## BEGIN Material for this exercise

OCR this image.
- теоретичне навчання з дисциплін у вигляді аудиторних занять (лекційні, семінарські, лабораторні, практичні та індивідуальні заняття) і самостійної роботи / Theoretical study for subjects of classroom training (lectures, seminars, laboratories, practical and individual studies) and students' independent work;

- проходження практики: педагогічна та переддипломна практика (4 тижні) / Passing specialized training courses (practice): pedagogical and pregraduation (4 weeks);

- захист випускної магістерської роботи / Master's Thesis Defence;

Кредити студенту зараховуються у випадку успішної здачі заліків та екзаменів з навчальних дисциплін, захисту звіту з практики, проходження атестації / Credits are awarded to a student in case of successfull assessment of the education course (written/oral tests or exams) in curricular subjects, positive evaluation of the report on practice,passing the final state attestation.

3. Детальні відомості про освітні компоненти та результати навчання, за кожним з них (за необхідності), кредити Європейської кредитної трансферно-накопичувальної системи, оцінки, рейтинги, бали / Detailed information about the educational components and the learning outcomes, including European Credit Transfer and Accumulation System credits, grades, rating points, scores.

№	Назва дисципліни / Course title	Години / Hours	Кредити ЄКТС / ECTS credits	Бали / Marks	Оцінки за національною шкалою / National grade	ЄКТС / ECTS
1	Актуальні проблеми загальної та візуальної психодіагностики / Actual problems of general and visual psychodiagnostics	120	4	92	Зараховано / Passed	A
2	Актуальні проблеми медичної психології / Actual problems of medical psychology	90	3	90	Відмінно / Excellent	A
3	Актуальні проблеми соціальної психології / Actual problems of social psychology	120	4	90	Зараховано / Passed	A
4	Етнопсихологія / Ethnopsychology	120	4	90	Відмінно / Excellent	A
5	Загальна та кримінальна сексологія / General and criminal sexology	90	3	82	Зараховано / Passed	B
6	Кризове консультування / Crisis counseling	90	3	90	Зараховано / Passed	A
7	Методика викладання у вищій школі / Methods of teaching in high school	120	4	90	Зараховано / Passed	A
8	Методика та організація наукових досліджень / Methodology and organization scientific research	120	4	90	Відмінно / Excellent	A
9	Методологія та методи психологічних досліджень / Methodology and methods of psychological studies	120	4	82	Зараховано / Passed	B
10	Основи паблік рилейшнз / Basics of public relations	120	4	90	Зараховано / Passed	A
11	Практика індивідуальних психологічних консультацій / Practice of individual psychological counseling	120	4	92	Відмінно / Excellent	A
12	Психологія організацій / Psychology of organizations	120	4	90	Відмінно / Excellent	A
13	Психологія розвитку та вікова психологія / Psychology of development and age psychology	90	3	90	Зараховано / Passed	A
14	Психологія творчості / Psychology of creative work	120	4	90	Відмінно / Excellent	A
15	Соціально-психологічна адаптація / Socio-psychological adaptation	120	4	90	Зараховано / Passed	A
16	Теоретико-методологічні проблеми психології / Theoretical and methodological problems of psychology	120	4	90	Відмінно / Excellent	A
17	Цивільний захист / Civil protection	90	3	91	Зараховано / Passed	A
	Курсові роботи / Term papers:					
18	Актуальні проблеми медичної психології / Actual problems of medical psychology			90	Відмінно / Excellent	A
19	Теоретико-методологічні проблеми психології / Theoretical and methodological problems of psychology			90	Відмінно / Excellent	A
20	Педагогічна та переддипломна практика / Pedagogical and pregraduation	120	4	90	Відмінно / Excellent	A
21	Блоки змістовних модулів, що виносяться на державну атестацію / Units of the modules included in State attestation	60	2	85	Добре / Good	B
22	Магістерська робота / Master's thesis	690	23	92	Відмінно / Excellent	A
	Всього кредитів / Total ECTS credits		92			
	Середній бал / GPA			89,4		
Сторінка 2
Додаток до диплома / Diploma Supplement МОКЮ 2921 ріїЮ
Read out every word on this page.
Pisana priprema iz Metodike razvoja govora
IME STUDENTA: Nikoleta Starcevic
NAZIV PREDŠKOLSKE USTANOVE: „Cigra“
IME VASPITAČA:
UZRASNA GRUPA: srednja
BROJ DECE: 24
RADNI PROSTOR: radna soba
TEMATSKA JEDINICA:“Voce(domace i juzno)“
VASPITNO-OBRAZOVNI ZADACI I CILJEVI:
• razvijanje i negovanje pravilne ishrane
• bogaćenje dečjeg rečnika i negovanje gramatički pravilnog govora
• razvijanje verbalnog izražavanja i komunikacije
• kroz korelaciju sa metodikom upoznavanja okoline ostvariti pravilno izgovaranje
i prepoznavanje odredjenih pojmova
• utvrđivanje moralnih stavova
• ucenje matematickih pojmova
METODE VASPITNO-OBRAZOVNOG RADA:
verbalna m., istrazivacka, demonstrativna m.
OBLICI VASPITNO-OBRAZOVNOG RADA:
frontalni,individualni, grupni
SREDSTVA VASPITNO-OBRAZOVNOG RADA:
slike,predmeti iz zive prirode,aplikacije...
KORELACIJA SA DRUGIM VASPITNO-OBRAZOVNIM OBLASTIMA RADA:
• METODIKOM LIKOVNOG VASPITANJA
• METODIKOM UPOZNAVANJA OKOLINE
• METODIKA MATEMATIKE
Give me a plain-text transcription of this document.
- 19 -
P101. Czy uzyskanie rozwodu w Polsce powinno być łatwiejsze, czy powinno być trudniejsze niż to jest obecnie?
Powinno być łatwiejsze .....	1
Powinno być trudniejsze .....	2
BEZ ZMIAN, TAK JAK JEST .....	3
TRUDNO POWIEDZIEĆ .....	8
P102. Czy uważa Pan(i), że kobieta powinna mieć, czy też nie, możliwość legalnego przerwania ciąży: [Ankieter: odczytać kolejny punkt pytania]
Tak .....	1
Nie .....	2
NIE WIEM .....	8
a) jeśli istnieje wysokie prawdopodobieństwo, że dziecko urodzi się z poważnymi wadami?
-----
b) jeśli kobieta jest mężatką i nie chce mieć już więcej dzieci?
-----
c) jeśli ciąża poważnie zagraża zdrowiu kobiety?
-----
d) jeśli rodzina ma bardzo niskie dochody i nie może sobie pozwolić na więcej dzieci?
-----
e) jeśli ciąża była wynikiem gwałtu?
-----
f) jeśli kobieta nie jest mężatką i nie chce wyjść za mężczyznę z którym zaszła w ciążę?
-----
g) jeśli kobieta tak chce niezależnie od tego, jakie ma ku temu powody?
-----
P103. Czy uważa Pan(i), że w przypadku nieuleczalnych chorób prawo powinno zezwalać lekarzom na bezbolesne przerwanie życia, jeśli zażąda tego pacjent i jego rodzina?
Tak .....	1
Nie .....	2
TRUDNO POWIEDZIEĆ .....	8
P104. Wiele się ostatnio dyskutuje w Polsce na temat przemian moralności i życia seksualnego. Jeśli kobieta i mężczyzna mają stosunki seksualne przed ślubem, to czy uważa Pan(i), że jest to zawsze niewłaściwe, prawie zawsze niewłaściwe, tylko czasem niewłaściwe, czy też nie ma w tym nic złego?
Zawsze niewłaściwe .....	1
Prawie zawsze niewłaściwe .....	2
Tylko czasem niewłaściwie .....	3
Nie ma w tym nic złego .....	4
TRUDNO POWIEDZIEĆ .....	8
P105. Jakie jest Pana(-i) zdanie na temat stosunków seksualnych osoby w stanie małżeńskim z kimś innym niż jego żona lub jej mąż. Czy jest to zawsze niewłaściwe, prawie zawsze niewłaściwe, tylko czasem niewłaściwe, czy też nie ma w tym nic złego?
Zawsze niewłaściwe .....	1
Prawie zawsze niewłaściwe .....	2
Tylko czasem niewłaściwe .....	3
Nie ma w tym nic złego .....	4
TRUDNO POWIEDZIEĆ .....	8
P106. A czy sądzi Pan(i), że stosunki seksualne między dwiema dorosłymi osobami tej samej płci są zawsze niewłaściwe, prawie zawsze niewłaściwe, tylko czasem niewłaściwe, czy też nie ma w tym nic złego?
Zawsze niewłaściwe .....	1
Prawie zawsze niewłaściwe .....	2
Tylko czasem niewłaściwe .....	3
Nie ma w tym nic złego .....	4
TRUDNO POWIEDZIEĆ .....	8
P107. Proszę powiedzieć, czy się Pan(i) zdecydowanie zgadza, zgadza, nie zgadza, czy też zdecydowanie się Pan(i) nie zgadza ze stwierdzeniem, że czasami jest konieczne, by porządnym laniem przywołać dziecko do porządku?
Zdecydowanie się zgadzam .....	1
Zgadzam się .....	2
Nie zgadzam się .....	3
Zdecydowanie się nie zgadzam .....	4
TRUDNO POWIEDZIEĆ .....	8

## END Material for this exercise

▶ **Short problem**:
Tally up the lines in the records containing the word "pregraduation", then give the count and nothing else.

▶ **Finished exercise**:
2